→ Task goal
Quote all of the data below exactly, please.

→ Dataset records
+++
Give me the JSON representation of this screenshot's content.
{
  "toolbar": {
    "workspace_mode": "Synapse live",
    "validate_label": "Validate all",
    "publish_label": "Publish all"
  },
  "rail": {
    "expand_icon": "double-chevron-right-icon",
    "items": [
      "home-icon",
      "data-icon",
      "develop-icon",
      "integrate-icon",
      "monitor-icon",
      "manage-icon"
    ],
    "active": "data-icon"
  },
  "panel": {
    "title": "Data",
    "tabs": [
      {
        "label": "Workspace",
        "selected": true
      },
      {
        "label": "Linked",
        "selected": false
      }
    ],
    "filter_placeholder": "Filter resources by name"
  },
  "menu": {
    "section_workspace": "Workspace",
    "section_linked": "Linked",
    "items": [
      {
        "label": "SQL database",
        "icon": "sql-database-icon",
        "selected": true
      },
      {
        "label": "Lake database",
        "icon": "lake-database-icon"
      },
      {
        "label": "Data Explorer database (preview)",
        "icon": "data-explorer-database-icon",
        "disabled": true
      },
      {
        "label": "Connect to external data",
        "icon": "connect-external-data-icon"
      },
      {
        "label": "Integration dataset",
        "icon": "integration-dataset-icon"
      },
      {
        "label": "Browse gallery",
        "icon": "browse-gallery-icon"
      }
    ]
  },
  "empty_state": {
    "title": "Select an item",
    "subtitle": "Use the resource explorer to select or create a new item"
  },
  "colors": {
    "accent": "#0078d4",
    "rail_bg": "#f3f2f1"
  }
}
+++
→ Solution to the exercise
Give me the JSON representation of this screenshot's content.
{
  "toolbar": {
    "workspace_mode": "Synapse live",
    "validate_label": "Validate all",
    "publish_label": "Publish all"
  },
  "rail": {
    "expand_icon": "double-chevron-right-icon",
    "items": [
      "home-icon",
      "data-icon",
      "develop-icon",
      "integrate-icon",
      "monitor-icon",
      "manage-icon"
    ],
    "active": "data-icon"
  },
  "panel": {
    "title": "Data",
    "tabs": [
      {
        "label": "Workspace",
        "selected": true
      },
      {
        "label": "Linked",
        "selected": false
      }
    ],
    "filter_placeholder": "Filter resources by name"
  },
  "menu": {
    "section_workspace": "Workspace",
    "section_linked": "Linked",
    "items": [
      {
        "label": "SQL database",
        "icon": "sql-database-icon",
        "selected": true
      },
      {
        "label": "Lake database",
        "icon": "lake-database-icon"
      },
      {
        "label": "Data Explorer database (preview)",
        "icon": "data-explorer-database-icon",
        "disabled": true
      },
      {
        "label": "Connect to external data",
        "icon": "connect-external-data-icon"
      },
      {
        "label": "Integration dataset",
        "icon": "integration-dataset-icon"
      },
      {
        "label": "Browse gallery",
        "icon": "browse-gallery-icon"
      }
    ]
  },
  "empty_state": {
    "title": "Select an item",
    "subtitle": "Use the resource explorer to select or create a new item"
  },
  "colors": {
    "accent": "#0078d4",
    "rail_bg": "#f3f2f1"
  }
}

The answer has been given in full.